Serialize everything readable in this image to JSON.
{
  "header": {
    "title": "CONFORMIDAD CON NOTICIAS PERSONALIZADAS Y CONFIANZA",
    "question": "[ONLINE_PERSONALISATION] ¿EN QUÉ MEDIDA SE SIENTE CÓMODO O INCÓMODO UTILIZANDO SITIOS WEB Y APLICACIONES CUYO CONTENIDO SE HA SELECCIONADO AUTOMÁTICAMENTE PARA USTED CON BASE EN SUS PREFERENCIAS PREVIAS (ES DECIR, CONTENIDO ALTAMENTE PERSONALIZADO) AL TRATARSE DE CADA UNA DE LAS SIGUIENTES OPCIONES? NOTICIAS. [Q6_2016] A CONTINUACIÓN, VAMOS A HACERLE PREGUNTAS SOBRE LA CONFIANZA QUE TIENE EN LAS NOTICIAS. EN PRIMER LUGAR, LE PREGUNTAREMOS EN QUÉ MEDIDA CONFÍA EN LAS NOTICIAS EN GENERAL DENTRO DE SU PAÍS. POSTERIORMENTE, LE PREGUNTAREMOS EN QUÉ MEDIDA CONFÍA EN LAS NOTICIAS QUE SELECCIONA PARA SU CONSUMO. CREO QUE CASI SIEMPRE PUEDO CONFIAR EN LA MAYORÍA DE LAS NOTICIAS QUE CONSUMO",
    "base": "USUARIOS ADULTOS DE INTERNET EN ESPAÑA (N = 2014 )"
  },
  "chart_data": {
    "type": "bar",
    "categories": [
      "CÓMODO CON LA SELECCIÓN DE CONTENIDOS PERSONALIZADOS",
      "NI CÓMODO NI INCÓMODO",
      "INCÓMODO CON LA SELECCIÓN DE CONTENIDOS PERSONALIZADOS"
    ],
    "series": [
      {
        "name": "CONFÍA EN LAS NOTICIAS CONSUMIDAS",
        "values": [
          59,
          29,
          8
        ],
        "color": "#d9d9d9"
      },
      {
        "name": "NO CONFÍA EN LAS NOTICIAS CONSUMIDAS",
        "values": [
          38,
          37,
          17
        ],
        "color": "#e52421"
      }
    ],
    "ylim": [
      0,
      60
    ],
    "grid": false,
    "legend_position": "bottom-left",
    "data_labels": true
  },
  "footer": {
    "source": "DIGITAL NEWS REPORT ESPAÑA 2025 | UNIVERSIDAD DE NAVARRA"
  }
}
__________________________________________________
> [Objective] Give the entries again in full, exactly as they are written.

> [Expected output]
Serialize everything readable in this image to JSON.
{
  "header": {
    "title": "CONFORMIDAD CON NOTICIAS PERSONALIZADAS Y CONFIANZA",
    "question": "[ONLINE_PERSONALISATION] ¿EN QUÉ MEDIDA SE SIENTE CÓMODO O INCÓMODO UTILIZANDO SITIOS WEB Y APLICACIONES CUYO CONTENIDO SE HA SELECCIONADO AUTOMÁTICAMENTE PARA USTED CON BASE EN SUS PREFERENCIAS PREVIAS (ES DECIR, CONTENIDO ALTAMENTE PERSONALIZADO) AL TRATARSE DE CADA UNA DE LAS SIGUIENTES OPCIONES? NOTICIAS. [Q6_2016] A CONTINUACIÓN, VAMOS A HACERLE PREGUNTAS SOBRE LA CONFIANZA QUE TIENE EN LAS NOTICIAS. EN PRIMER LUGAR, LE PREGUNTAREMOS EN QUÉ MEDIDA CONFÍA EN LAS NOTICIAS EN GENERAL DENTRO DE SU PAÍS. POSTERIORMENTE, LE PREGUNTAREMOS EN QUÉ MEDIDA CONFÍA EN LAS NOTICIAS QUE SELECCIONA PARA SU CONSUMO. CREO QUE CASI SIEMPRE PUEDO CONFIAR EN LA MAYORÍA DE LAS NOTICIAS QUE CONSUMO",
    "base": "USUARIOS ADULTOS DE INTERNET EN ESPAÑA (N = 2014 )"
  },
  "chart_data": {
    "type": "bar",
    "categories": [
      "CÓMODO CON LA SELECCIÓN DE CONTENIDOS PERSONALIZADOS",
      "NI CÓMODO NI INCÓMODO",
      "INCÓMODO CON LA SELECCIÓN DE CONTENIDOS PERSONALIZADOS"
    ],
    "series": [
      {
        "name": "CONFÍA EN LAS NOTICIAS CONSUMIDAS",
        "values": [
          59,
          29,
          8
        ],
        "color": "#d9d9d9"
      },
      {
        "name": "NO CONFÍA EN LAS NOTICIAS CONSUMIDAS",
        "values": [
          38,
          37,
          17
        ],
        "color": "#e52421"
      }
    ],
    "ylim": [
      0,
      60
    ],
    "grid": false,
    "legend_position": "bottom-left",
    "data_labels": true
  },
  "footer": {
    "source": "DIGITAL NEWS REPORT ESPAÑA 2025 | UNIVERSIDAD DE NAVARRA"
  }
}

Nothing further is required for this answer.